» Provided passage

Nick’s love for beautiful things is associated here with his sexuality; the novel plays around with the idea that all male aesthetes must be gay (witness Nick’s earlier speculations about the man who owns Madame de Pompadour’s escritoire), and it is observed of Toby’s sandwich-making that “it was a bit of a mess, a mishmash, lots of dressing was sploshed in—it was almost as though he was saying to Nick, who had once had a job in a sandwich shop, ‘I’m not a poof, I haven’t got style, I can’t help it’” (280). Part 2 of the novel culminates in the celebratory party at the Fedden house at which Margaret Thatcher (referred to here only as “the Lady”) makes her appearance. Nick, in a haze of cocaine-induced confidence, is the only man bold enough to present himself as a partner:
He gazed delightedly at the Prime Minister’s face, at her whole head, beaked and crowned, which he saw was a fine if improbable fusion of the Vorticist and the Baroque. She smiled back with a certain animal quickness, a bright blue challenge. There was the soft glare of the flash—twice—three times—a gleaming sense of occasion, the gleam floating in the eye as a blot of shadow, his heart running fast with no particular need of courage as he grinned and said, “Prime Minister, would you like to dance?” (335)
It is almost one of Nick’s Jamesisms, this affected but sharp analysis of Thatcher’s appearance as “a fine if improbable fusion of the Vorticist and the Baroque” (we feel Nick’s own enjoyment in the sharp unexpectedness of the insight and the pungency of his own phrasing), and the tableau is one of the most vivid scenes in the book.

» Exercise material
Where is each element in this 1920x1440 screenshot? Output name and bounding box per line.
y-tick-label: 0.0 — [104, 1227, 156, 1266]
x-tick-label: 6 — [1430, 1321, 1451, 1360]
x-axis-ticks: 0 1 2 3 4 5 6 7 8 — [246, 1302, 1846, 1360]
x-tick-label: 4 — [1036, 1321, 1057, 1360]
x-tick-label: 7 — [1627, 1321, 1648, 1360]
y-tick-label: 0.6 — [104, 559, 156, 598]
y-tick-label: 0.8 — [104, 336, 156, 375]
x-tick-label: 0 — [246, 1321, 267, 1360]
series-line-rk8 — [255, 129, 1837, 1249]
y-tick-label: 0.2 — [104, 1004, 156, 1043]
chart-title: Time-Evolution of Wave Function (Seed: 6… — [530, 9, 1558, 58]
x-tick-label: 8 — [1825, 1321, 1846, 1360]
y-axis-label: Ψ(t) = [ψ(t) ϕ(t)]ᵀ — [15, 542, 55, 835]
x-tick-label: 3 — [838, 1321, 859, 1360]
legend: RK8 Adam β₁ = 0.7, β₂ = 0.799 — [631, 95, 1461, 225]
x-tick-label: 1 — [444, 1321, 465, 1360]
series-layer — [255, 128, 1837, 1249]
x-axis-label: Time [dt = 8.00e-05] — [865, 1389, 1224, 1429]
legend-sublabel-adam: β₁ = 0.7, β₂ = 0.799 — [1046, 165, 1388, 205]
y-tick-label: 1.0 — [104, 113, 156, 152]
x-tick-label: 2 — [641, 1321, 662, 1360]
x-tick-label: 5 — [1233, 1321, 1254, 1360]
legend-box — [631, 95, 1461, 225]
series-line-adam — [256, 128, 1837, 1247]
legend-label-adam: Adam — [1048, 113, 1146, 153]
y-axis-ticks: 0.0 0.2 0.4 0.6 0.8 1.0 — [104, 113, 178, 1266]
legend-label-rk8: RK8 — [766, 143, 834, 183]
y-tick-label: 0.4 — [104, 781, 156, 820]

» Tasks for this exercise
**a.** Name every person that the passage on the novel refers to by name.
**b.** Return all 29 lines of the entry in Block 1 unchanged, in their original order.

» Answers to the problems
**a.** Nick, Madame de Pompadour, Toby, Margaret Thatcher

**b.**
Where is each element in this 1920x1440 screenshot? Output name and bounding box per line.
y-tick-label: 0.0 — [104, 1227, 156, 1266]
x-tick-label: 6 — [1430, 1321, 1451, 1360]
x-axis-ticks: 0 1 2 3 4 5 6 7 8 — [246, 1302, 1846, 1360]
x-tick-label: 4 — [1036, 1321, 1057, 1360]
x-tick-label: 7 — [1627, 1321, 1648, 1360]
y-tick-label: 0.6 — [104, 559, 156, 598]
y-tick-label: 0.8 — [104, 336, 156, 375]
x-tick-label: 0 — [246, 1321, 267, 1360]
series-line-rk8 — [255, 129, 1837, 1249]
y-tick-label: 0.2 — [104, 1004, 156, 1043]
chart-title: Time-Evolution of Wave Function (Seed: 6… — [530, 9, 1558, 58]
x-tick-label: 8 — [1825, 1321, 1846, 1360]
y-axis-label: Ψ(t) = [ψ(t) ϕ(t)]ᵀ — [15, 542, 55, 835]
x-tick-label: 3 — [838, 1321, 859, 1360]
legend: RK8 Adam β₁ = 0.7, β₂ = 0.799 — [631, 95, 1461, 225]
x-tick-label: 1 — [444, 1321, 465, 1360]
series-layer — [255, 128, 1837, 1249]
x-axis-label: Time [dt = 8.00e-05] — [865, 1389, 1224, 1429]
legend-sublabel-adam: β₁ = 0.7, β₂ = 0.799 — [1046, 165, 1388, 205]
y-tick-label: 1.0 — [104, 113, 156, 152]
x-tick-label: 2 — [641, 1321, 662, 1360]
x-tick-label: 5 — [1233, 1321, 1254, 1360]
legend-box — [631, 95, 1461, 225]
series-line-adam — [256, 128, 1837, 1247]
legend-label-adam: Adam — [1048, 113, 1146, 153]
y-axis-ticks: 0.0 0.2 0.4 0.6 0.8 1.0 — [104, 113, 178, 1266]
legend-label-rk8: RK8 — [766, 143, 834, 183]
y-tick-label: 0.4 — [104, 781, 156, 820]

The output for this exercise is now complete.